*GOAL:*
From the listing below, extract every line in which the word "type" appears.

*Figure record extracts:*
■ ■ ■ ■

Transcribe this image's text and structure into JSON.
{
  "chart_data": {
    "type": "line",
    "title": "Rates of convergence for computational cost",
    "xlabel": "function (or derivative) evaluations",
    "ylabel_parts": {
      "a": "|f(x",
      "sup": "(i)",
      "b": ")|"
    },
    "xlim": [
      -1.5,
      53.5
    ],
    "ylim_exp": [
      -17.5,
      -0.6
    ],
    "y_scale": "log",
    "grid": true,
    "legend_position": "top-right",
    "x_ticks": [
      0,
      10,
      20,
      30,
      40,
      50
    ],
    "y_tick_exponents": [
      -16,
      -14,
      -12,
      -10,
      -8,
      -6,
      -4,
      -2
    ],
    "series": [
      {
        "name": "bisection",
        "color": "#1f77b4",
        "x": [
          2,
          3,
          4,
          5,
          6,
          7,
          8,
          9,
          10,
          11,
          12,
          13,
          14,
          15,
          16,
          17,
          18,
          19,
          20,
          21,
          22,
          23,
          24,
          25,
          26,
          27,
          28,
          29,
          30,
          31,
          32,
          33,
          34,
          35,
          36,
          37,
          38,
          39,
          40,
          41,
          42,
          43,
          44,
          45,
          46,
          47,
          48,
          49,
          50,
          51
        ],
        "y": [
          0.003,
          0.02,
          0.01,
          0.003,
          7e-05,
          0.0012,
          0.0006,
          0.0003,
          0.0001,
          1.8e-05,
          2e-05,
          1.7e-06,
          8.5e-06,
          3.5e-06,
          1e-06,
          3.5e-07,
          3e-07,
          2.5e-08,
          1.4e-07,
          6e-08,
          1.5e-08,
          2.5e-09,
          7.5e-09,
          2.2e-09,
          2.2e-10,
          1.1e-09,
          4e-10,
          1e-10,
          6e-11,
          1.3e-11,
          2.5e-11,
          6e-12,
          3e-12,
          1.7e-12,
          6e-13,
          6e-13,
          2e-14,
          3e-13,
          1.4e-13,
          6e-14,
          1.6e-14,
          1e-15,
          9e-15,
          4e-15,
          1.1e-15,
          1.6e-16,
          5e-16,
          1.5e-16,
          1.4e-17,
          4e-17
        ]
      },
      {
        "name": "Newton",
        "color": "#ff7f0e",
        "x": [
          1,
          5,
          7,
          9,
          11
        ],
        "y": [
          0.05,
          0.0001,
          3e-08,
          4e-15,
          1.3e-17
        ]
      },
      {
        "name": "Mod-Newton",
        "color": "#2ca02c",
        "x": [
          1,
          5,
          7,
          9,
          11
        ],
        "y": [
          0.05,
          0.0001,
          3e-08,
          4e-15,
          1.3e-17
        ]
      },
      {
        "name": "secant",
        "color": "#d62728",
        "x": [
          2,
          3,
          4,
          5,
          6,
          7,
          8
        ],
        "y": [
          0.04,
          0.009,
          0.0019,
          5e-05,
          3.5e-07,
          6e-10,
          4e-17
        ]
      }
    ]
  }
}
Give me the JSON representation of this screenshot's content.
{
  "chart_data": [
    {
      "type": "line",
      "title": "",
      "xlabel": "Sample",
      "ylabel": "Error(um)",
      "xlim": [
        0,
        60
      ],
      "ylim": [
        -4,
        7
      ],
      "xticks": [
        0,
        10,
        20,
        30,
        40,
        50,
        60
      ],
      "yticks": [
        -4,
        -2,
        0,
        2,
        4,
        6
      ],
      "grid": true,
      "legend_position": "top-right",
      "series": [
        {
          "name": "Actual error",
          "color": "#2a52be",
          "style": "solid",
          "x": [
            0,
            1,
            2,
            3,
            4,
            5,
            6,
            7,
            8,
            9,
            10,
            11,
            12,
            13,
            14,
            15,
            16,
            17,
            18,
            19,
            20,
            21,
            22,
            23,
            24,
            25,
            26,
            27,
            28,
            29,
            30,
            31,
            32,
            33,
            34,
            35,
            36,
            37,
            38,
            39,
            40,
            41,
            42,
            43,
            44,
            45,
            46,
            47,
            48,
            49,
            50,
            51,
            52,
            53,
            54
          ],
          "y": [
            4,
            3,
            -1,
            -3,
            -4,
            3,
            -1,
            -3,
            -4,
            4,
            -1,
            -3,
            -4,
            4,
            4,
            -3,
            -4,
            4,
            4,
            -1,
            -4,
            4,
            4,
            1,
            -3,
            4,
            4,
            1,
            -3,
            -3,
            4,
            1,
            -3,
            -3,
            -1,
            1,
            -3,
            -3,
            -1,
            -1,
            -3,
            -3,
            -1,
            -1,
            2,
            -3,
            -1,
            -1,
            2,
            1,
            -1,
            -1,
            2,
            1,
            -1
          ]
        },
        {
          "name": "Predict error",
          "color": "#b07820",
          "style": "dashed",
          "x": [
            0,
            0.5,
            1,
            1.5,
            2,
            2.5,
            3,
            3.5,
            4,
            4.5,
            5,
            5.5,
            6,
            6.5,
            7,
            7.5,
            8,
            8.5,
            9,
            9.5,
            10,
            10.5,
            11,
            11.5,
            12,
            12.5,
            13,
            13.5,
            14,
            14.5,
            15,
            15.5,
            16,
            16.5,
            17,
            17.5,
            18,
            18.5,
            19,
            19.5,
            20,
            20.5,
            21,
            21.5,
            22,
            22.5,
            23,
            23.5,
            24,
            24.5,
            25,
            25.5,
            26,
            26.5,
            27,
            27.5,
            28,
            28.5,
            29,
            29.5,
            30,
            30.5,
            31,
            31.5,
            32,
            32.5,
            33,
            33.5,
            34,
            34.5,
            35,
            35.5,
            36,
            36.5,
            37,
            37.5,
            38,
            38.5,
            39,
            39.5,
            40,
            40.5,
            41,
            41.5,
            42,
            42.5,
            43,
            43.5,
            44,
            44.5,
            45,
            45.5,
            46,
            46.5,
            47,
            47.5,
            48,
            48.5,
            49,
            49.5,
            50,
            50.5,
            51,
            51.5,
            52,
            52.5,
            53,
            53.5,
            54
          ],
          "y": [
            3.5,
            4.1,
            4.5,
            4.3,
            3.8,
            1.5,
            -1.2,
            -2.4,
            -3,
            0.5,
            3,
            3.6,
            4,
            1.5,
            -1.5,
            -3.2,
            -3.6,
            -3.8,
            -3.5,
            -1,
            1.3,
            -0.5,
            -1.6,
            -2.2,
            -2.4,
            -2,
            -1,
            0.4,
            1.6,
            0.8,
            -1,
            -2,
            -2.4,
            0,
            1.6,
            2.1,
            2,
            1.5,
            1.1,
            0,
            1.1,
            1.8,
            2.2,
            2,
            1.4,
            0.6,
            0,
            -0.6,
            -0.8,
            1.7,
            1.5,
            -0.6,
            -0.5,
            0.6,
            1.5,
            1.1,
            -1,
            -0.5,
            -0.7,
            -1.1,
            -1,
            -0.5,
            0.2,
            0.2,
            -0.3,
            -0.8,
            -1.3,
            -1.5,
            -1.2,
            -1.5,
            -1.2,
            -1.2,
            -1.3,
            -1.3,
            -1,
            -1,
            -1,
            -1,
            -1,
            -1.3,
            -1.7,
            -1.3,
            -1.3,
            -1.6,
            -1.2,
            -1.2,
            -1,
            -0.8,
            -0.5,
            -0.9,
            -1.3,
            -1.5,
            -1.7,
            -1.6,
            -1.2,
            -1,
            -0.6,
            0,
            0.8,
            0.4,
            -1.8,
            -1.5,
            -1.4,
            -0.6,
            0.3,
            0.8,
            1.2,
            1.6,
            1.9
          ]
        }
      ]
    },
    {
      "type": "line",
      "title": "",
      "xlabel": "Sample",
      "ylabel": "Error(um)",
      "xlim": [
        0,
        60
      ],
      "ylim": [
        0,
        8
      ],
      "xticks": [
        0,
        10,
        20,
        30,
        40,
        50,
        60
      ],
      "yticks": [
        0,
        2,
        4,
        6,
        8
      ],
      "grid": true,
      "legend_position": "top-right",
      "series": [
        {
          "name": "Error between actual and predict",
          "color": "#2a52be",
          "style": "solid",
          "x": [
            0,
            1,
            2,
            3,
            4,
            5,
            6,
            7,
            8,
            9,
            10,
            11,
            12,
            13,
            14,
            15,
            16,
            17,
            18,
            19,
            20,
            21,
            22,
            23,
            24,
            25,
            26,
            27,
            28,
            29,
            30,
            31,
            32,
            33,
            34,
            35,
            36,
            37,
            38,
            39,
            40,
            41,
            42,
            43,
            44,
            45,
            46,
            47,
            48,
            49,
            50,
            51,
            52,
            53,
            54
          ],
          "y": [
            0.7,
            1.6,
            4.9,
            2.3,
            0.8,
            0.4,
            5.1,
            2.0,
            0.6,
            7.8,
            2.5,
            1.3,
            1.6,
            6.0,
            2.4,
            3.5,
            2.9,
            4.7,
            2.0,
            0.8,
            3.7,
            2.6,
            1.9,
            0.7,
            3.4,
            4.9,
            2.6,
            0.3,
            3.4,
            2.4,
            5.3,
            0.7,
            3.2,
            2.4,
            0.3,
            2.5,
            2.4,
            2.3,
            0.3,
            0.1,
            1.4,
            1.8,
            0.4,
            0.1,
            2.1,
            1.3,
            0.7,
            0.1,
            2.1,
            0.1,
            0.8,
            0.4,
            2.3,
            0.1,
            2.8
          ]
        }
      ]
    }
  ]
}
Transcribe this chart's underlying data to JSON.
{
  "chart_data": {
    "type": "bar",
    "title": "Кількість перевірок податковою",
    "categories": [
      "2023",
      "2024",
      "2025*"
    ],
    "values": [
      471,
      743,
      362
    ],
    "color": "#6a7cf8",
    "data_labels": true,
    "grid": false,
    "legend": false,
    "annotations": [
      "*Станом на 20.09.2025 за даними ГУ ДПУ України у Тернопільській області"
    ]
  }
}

■ ■ ■ ■

*TASK RESULT:*
    "type": "line",
      "type": "line",
      "type": "line",
    "type": "bar",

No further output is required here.